## EXERCISE
Write the material out again, line by line, exactly as it is.

╭──

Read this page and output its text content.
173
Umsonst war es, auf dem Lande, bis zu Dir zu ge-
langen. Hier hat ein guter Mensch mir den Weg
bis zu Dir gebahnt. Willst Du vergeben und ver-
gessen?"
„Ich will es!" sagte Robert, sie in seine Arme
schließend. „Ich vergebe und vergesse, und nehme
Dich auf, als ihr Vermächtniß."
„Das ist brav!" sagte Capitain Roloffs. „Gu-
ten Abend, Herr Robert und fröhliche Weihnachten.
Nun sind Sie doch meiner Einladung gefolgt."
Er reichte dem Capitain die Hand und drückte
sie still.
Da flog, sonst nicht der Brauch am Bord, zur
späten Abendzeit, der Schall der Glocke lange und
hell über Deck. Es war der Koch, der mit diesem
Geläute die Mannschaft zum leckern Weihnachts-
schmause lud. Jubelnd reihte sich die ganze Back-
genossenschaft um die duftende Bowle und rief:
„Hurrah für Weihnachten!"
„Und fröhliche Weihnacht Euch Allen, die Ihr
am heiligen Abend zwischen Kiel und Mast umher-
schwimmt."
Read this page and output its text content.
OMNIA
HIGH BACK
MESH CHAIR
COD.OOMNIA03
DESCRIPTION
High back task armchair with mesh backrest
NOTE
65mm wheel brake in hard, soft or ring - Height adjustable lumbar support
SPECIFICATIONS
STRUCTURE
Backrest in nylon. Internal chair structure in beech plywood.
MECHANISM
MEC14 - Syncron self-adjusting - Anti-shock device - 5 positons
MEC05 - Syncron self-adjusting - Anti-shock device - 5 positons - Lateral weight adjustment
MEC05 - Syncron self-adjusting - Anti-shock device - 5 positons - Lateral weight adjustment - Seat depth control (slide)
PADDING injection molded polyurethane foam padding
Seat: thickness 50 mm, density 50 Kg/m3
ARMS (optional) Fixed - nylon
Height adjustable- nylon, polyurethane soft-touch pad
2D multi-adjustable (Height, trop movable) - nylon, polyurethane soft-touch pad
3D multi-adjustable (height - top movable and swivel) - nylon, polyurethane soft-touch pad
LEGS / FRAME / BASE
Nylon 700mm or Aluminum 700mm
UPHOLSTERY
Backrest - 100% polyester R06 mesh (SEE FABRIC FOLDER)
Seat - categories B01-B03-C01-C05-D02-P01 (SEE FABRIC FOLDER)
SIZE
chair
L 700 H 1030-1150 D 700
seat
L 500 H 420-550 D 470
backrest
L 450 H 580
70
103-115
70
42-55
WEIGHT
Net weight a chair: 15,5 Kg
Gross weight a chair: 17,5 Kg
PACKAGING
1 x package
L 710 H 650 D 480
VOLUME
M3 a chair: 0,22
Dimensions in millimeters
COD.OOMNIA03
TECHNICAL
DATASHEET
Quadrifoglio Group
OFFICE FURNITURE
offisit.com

╰──

## FULL RESPONSE
Read this page and output its text content.
173
Umsonst war es, auf dem Lande, bis zu Dir zu ge-
langen. Hier hat ein guter Mensch mir den Weg
bis zu Dir gebahnt. Willst Du vergeben und ver-
gessen?"
„Ich will es!" sagte Robert, sie in seine Arme
schließend. „Ich vergebe und vergesse, und nehme
Dich auf, als ihr Vermächtniß."
„Das ist brav!" sagte Capitain Roloffs. „Gu-
ten Abend, Herr Robert und fröhliche Weihnachten.
Nun sind Sie doch meiner Einladung gefolgt."
Er reichte dem Capitain die Hand und drückte
sie still.
Da flog, sonst nicht der Brauch am Bord, zur
späten Abendzeit, der Schall der Glocke lange und
hell über Deck. Es war der Koch, der mit diesem
Geläute die Mannschaft zum leckern Weihnachts-
schmause lud. Jubelnd reihte sich die ganze Back-
genossenschaft um die duftende Bowle und rief:
„Hurrah für Weihnachten!"
„Und fröhliche Weihnacht Euch Allen, die Ihr
am heiligen Abend zwischen Kiel und Mast umher-
schwimmt."
Read this page and output its text content.
OMNIA
HIGH BACK
MESH CHAIR
COD.OOMNIA03
DESCRIPTION
High back task armchair with mesh backrest
NOTE
65mm wheel brake in hard, soft or ring - Height adjustable lumbar support
SPECIFICATIONS
STRUCTURE
Backrest in nylon. Internal chair structure in beech plywood.
MECHANISM
MEC14 - Syncron self-adjusting - Anti-shock device - 5 positons
MEC05 - Syncron self-adjusting - Anti-shock device - 5 positons - Lateral weight adjustment
MEC05 - Syncron self-adjusting - Anti-shock device - 5 positons - Lateral weight adjustment - Seat depth control (slide)
PADDING injection molded polyurethane foam padding
Seat: thickness 50 mm, density 50 Kg/m3
ARMS (optional) Fixed - nylon
Height adjustable- nylon, polyurethane soft-touch pad
2D multi-adjustable (Height, trop movable) - nylon, polyurethane soft-touch pad
3D multi-adjustable (height - top movable and swivel) - nylon, polyurethane soft-touch pad
LEGS / FRAME / BASE
Nylon 700mm or Aluminum 700mm
UPHOLSTERY
Backrest - 100% polyester R06 mesh (SEE FABRIC FOLDER)
Seat - categories B01-B03-C01-C05-D02-P01 (SEE FABRIC FOLDER)
SIZE
chair
L 700 H 1030-1150 D 700
seat
L 500 H 420-550 D 470
backrest
L 450 H 580
70
103-115
70
42-55
WEIGHT
Net weight a chair: 15,5 Kg
Gross weight a chair: 17,5 Kg
PACKAGING
1 x package
L 710 H 650 D 480
VOLUME
M3 a chair: 0,22
Dimensions in millimeters
COD.OOMNIA03
TECHNICAL
DATASHEET
Quadrifoglio Group
OFFICE FURNITURE
offisit.com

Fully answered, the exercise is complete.